> _EXERCISE DATA_:

— Start —

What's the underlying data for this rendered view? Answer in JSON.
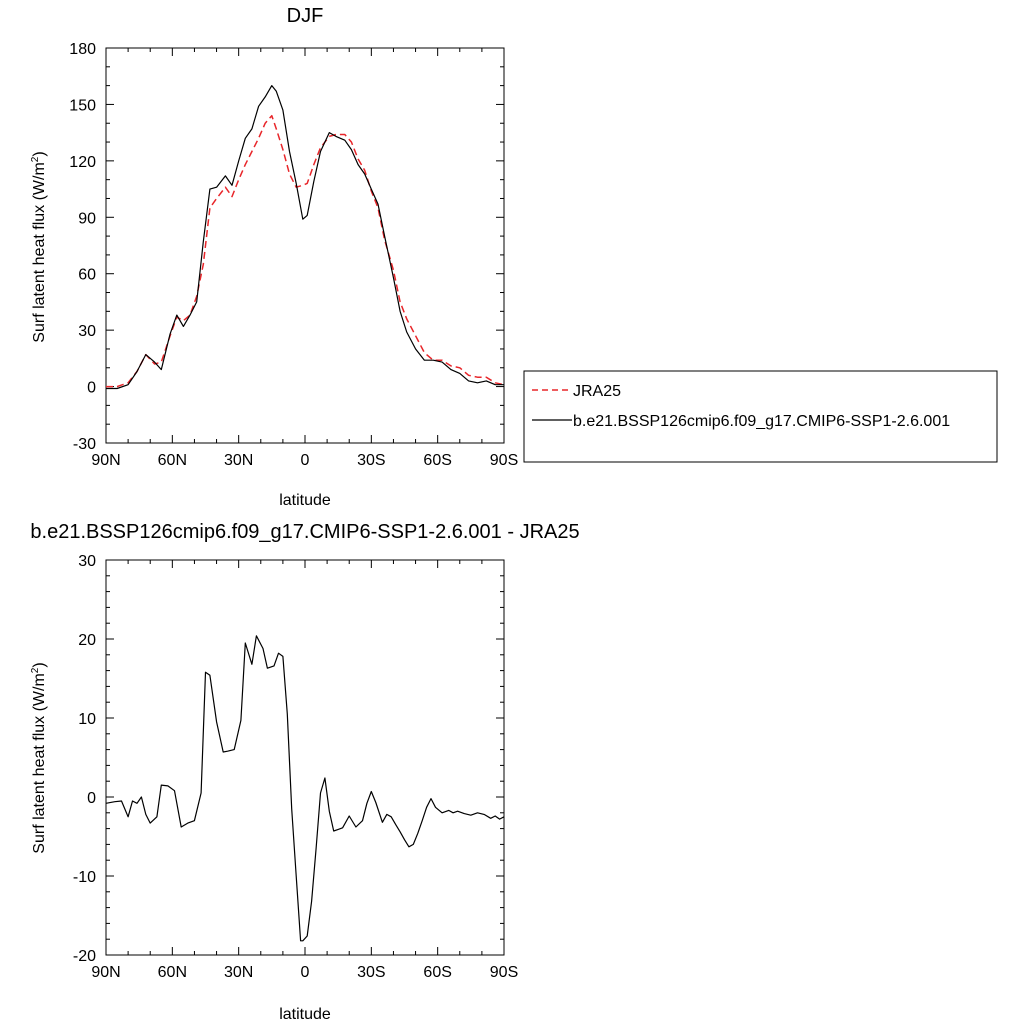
{
  "chart_data": [
    {
      "type": "line",
      "title": "DJF",
      "xlabel": "latitude",
      "ylabel": "Surf latent heat flux (W/m",
      "ylabel_sup": "2",
      "ylabel_close": ")",
      "xlim": [
        90,
        -90
      ],
      "ylim": [
        -30,
        180
      ],
      "x_ticks": [
        90,
        60,
        30,
        0,
        -30,
        -60,
        -90
      ],
      "x_tick_labels": [
        "90N",
        "60N",
        "30N",
        "0",
        "30S",
        "60S",
        "90S"
      ],
      "y_ticks": [
        -30,
        0,
        30,
        60,
        90,
        120,
        150,
        180
      ],
      "y_tick_labels": [
        "-30",
        "0",
        "30",
        "60",
        "90",
        "120",
        "150",
        "180"
      ],
      "legend_position": "right",
      "series": [
        {
          "name": "JRA25",
          "color": "#e8262a",
          "dash": "dashed",
          "x": [
            90,
            85,
            80,
            76,
            72,
            68,
            65,
            61,
            58,
            55,
            52,
            49,
            46,
            43,
            40,
            36,
            33,
            30,
            27,
            24,
            21,
            18,
            15,
            13,
            10,
            7,
            4,
            1,
            -1,
            -4,
            -7,
            -11,
            -14,
            -18,
            -21,
            -24,
            -27,
            -30,
            -33,
            -36,
            -40,
            -43,
            -46,
            -50,
            -54,
            -58,
            -62,
            -66,
            -70,
            -74,
            -78,
            -82,
            -86,
            -90
          ],
          "y": [
            0,
            0,
            2,
            8,
            17,
            12,
            13,
            27,
            37,
            35,
            38,
            48,
            65,
            95,
            100,
            106,
            101,
            110,
            118,
            125,
            132,
            140,
            144,
            137,
            126,
            113,
            106,
            107,
            108,
            118,
            127,
            133,
            134,
            134,
            130,
            121,
            115,
            104,
            95,
            78,
            62,
            45,
            36,
            27,
            18,
            14,
            14,
            11,
            10,
            6,
            5,
            5,
            2,
            1
          ]
        },
        {
          "name": "b.e21.BSSP126cmip6.f09_g17.CMIP6-SSP1-2.6.001",
          "color": "#000000",
          "dash": "solid",
          "x": [
            90,
            85,
            80,
            76,
            72,
            68,
            65,
            61,
            58,
            55,
            52,
            49,
            46,
            43,
            40,
            36,
            33,
            30,
            27,
            24,
            21,
            18,
            15,
            13,
            10,
            7,
            4,
            1,
            -1,
            -4,
            -7,
            -11,
            -14,
            -18,
            -21,
            -24,
            -27,
            -30,
            -33,
            -36,
            -40,
            -43,
            -46,
            -50,
            -54,
            -58,
            -62,
            -66,
            -70,
            -74,
            -78,
            -82,
            -86,
            -90
          ],
          "y": [
            -1,
            -1,
            1,
            8,
            17,
            13,
            9,
            28,
            38,
            32,
            38,
            45,
            77,
            105,
            106,
            112,
            107,
            120,
            132,
            137,
            149,
            154,
            160,
            157,
            147,
            125,
            108,
            89,
            91,
            109,
            125,
            135,
            133,
            131,
            126,
            118,
            113,
            105,
            97,
            80,
            58,
            40,
            29,
            20,
            14,
            14,
            13,
            9,
            7,
            3,
            2,
            3,
            1,
            1
          ]
        }
      ]
    },
    {
      "type": "line",
      "title": "b.e21.BSSP126cmip6.f09_g17.CMIP6-SSP1-2.6.001 - JRA25",
      "xlabel": "latitude",
      "ylabel": "Surf latent heat flux (W/m",
      "ylabel_sup": "2",
      "ylabel_close": ")",
      "xlim": [
        90,
        -90
      ],
      "ylim": [
        -20,
        30
      ],
      "x_ticks": [
        90,
        60,
        30,
        0,
        -30,
        -60,
        -90
      ],
      "x_tick_labels": [
        "90N",
        "60N",
        "30N",
        "0",
        "30S",
        "60S",
        "90S"
      ],
      "y_ticks": [
        -20,
        -10,
        0,
        10,
        20,
        30
      ],
      "y_tick_labels": [
        "-20",
        "-10",
        "0",
        "10",
        "20",
        "30"
      ],
      "series": [
        {
          "color": "#000000",
          "dash": "solid",
          "x": [
            90,
            86,
            83,
            80,
            78,
            76,
            74,
            72,
            70,
            67,
            65,
            62,
            59,
            56,
            53,
            50,
            47,
            45,
            43,
            40,
            37,
            35,
            32,
            29,
            27,
            24,
            22,
            19,
            17,
            14,
            12,
            10,
            8,
            6,
            4,
            2,
            1,
            -1,
            -3,
            -5,
            -7,
            -9,
            -11,
            -13,
            -15,
            -17,
            -20,
            -23,
            -26,
            -28,
            -30,
            -32,
            -35,
            -37,
            -39,
            -41,
            -43,
            -45,
            -47,
            -49,
            -51,
            -53,
            -55,
            -57,
            -59,
            -62,
            -65,
            -67,
            -69,
            -72,
            -75,
            -78,
            -81,
            -84,
            -86,
            -88,
            -90
          ],
          "y": [
            -0.8,
            -0.6,
            -0.5,
            -2.5,
            -0.5,
            -0.8,
            0,
            -2.2,
            -3.3,
            -2.5,
            1.5,
            1.4,
            0.8,
            -3.8,
            -3.3,
            -3.0,
            0.5,
            15.8,
            15.4,
            9.5,
            5.7,
            5.8,
            6.0,
            9.7,
            19.5,
            16.8,
            20.4,
            18.8,
            16.3,
            16.6,
            18.2,
            17.8,
            10.5,
            -1.5,
            -10.0,
            -18.2,
            -18.2,
            -17.6,
            -13.2,
            -6.5,
            0.5,
            2.4,
            -1.8,
            -4.3,
            -4.1,
            -3.9,
            -2.4,
            -3.8,
            -3.0,
            -0.8,
            0.7,
            -0.7,
            -3.2,
            -2.2,
            -2.5,
            -3.5,
            -4.4,
            -5.4,
            -6.3,
            -6.0,
            -4.6,
            -3.0,
            -1.3,
            -0.2,
            -1.3,
            -2.0,
            -1.7,
            -2.0,
            -1.8,
            -2.1,
            -2.3,
            -2.0,
            -2.2,
            -2.7,
            -2.4,
            -2.8,
            -2.5
          ]
        }
      ]
    }
  ]
}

— End —

> _DIRECTIONS_:
All of the entries above should be duplicated exactly, except for the pictures.

> _CORRECT OUTPUT_:
What's the underlying data for this rendered view? Answer in JSON.
{
  "chart_data": [
    {
      "type": "line",
      "title": "DJF",
      "xlabel": "latitude",
      "ylabel": "Surf latent heat flux (W/m",
      "ylabel_sup": "2",
      "ylabel_close": ")",
      "xlim": [
        90,
        -90
      ],
      "ylim": [
        -30,
        180
      ],
      "x_ticks": [
        90,
        60,
        30,
        0,
        -30,
        -60,
        -90
      ],
      "x_tick_labels": [
        "90N",
        "60N",
        "30N",
        "0",
        "30S",
        "60S",
        "90S"
      ],
      "y_ticks": [
        -30,
        0,
        30,
        60,
        90,
        120,
        150,
        180
      ],
      "y_tick_labels": [
        "-30",
        "0",
        "30",
        "60",
        "90",
        "120",
        "150",
        "180"
      ],
      "legend_position": "right",
      "series": [
        {
          "name": "JRA25",
          "color": "#e8262a",
          "dash": "dashed",
          "x": [
            90,
            85,
            80,
            76,
            72,
            68,
            65,
            61,
            58,
            55,
            52,
            49,
            46,
            43,
            40,
            36,
            33,
            30,
            27,
            24,
            21,
            18,
            15,
            13,
            10,
            7,
            4,
            1,
            -1,
            -4,
            -7,
            -11,
            -14,
            -18,
            -21,
            -24,
            -27,
            -30,
            -33,
            -36,
            -40,
            -43,
            -46,
            -50,
            -54,
            -58,
            -62,
            -66,
            -70,
            -74,
            -78,
            -82,
            -86,
            -90
          ],
          "y": [
            0,
            0,
            2,
            8,
            17,
            12,
            13,
            27,
            37,
            35,
            38,
            48,
            65,
            95,
            100,
            106,
            101,
            110,
            118,
            125,
            132,
            140,
            144,
            137,
            126,
            113,
            106,
            107,
            108,
            118,
            127,
            133,
            134,
            134,
            130,
            121,
            115,
            104,
            95,
            78,
            62,
            45,
            36,
            27,
            18,
            14,
            14,
            11,
            10,
            6,
            5,
            5,
            2,
            1
          ]
        },
        {
          "name": "b.e21.BSSP126cmip6.f09_g17.CMIP6-SSP1-2.6.001",
          "color": "#000000",
          "dash": "solid",
          "x": [
            90,
            85,
            80,
            76,
            72,
            68,
            65,
            61,
            58,
            55,
            52,
            49,
            46,
            43,
            40,
            36,
            33,
            30,
            27,
            24,
            21,
            18,
            15,
            13,
            10,
            7,
            4,
            1,
            -1,
            -4,
            -7,
            -11,
            -14,
            -18,
            -21,
            -24,
            -27,
            -30,
            -33,
            -36,
            -40,
            -43,
            -46,
            -50,
            -54,
            -58,
            -62,
            -66,
            -70,
            -74,
            -78,
            -82,
            -86,
            -90
          ],
          "y": [
            -1,
            -1,
            1,
            8,
            17,
            13,
            9,
            28,
            38,
            32,
            38,
            45,
            77,
            105,
            106,
            112,
            107,
            120,
            132,
            137,
            149,
            154,
            160,
            157,
            147,
            125,
            108,
            89,
            91,
            109,
            125,
            135,
            133,
            131,
            126,
            118,
            113,
            105,
            97,
            80,
            58,
            40,
            29,
            20,
            14,
            14,
            13,
            9,
            7,
            3,
            2,
            3,
            1,
            1
          ]
        }
      ]
    },
    {
      "type": "line",
      "title": "b.e21.BSSP126cmip6.f09_g17.CMIP6-SSP1-2.6.001 - JRA25",
      "xlabel": "latitude",
      "ylabel": "Surf latent heat flux (W/m",
      "ylabel_sup": "2",
      "ylabel_close": ")",
      "xlim": [
        90,
        -90
      ],
      "ylim": [
        -20,
        30
      ],
      "x_ticks": [
        90,
        60,
        30,
        0,
        -30,
        -60,
        -90
      ],
      "x_tick_labels": [
        "90N",
        "60N",
        "30N",
        "0",
        "30S",
        "60S",
        "90S"
      ],
      "y_ticks": [
        -20,
        -10,
        0,
        10,
        20,
        30
      ],
      "y_tick_labels": [
        "-20",
        "-10",
        "0",
        "10",
        "20",
        "30"
      ],
      "series": [
        {
          "color": "#000000",
          "dash": "solid",
          "x": [
            90,
            86,
            83,
            80,
            78,
            76,
            74,
            72,
            70,
            67,
            65,
            62,
            59,
            56,
            53,
            50,
            47,
            45,
            43,
            40,
            37,
            35,
            32,
            29,
            27,
            24,
            22,
            19,
            17,
            14,
            12,
            10,
            8,
            6,
            4,
            2,
            1,
            -1,
            -3,
            -5,
            -7,
            -9,
            -11,
            -13,
            -15,
            -17,
            -20,
            -23,
            -26,
            -28,
            -30,
            -32,
            -35,
            -37,
            -39,
            -41,
            -43,
            -45,
            -47,
            -49,
            -51,
            -53,
            -55,
            -57,
            -59,
            -62,
            -65,
            -67,
            -69,
            -72,
            -75,
            -78,
            -81,
            -84,
            -86,
            -88,
            -90
          ],
          "y": [
            -0.8,
            -0.6,
            -0.5,
            -2.5,
            -0.5,
            -0.8,
            0,
            -2.2,
            -3.3,
            -2.5,
            1.5,
            1.4,
            0.8,
            -3.8,
            -3.3,
            -3.0,
            0.5,
            15.8,
            15.4,
            9.5,
            5.7,
            5.8,
            6.0,
            9.7,
            19.5,
            16.8,
            20.4,
            18.8,
            16.3,
            16.6,
            18.2,
            17.8,
            10.5,
            -1.5,
            -10.0,
            -18.2,
            -18.2,
            -17.6,
            -13.2,
            -6.5,
            0.5,
            2.4,
            -1.8,
            -4.3,
            -4.1,
            -3.9,
            -2.4,
            -3.8,
            -3.0,
            -0.8,
            0.7,
            -0.7,
            -3.2,
            -2.2,
            -2.5,
            -3.5,
            -4.4,
            -5.4,
            -6.3,
            -6.0,
            -4.6,
            -3.0,
            -1.3,
            -0.2,
            -1.3,
            -2.0,
            -1.7,
            -2.0,
            -1.8,
            -2.1,
            -2.3,
            -2.0,
            -2.2,
            -2.7,
            -2.4,
            -2.8,
            -2.5
          ]
        }
      ]
    }
  ]
}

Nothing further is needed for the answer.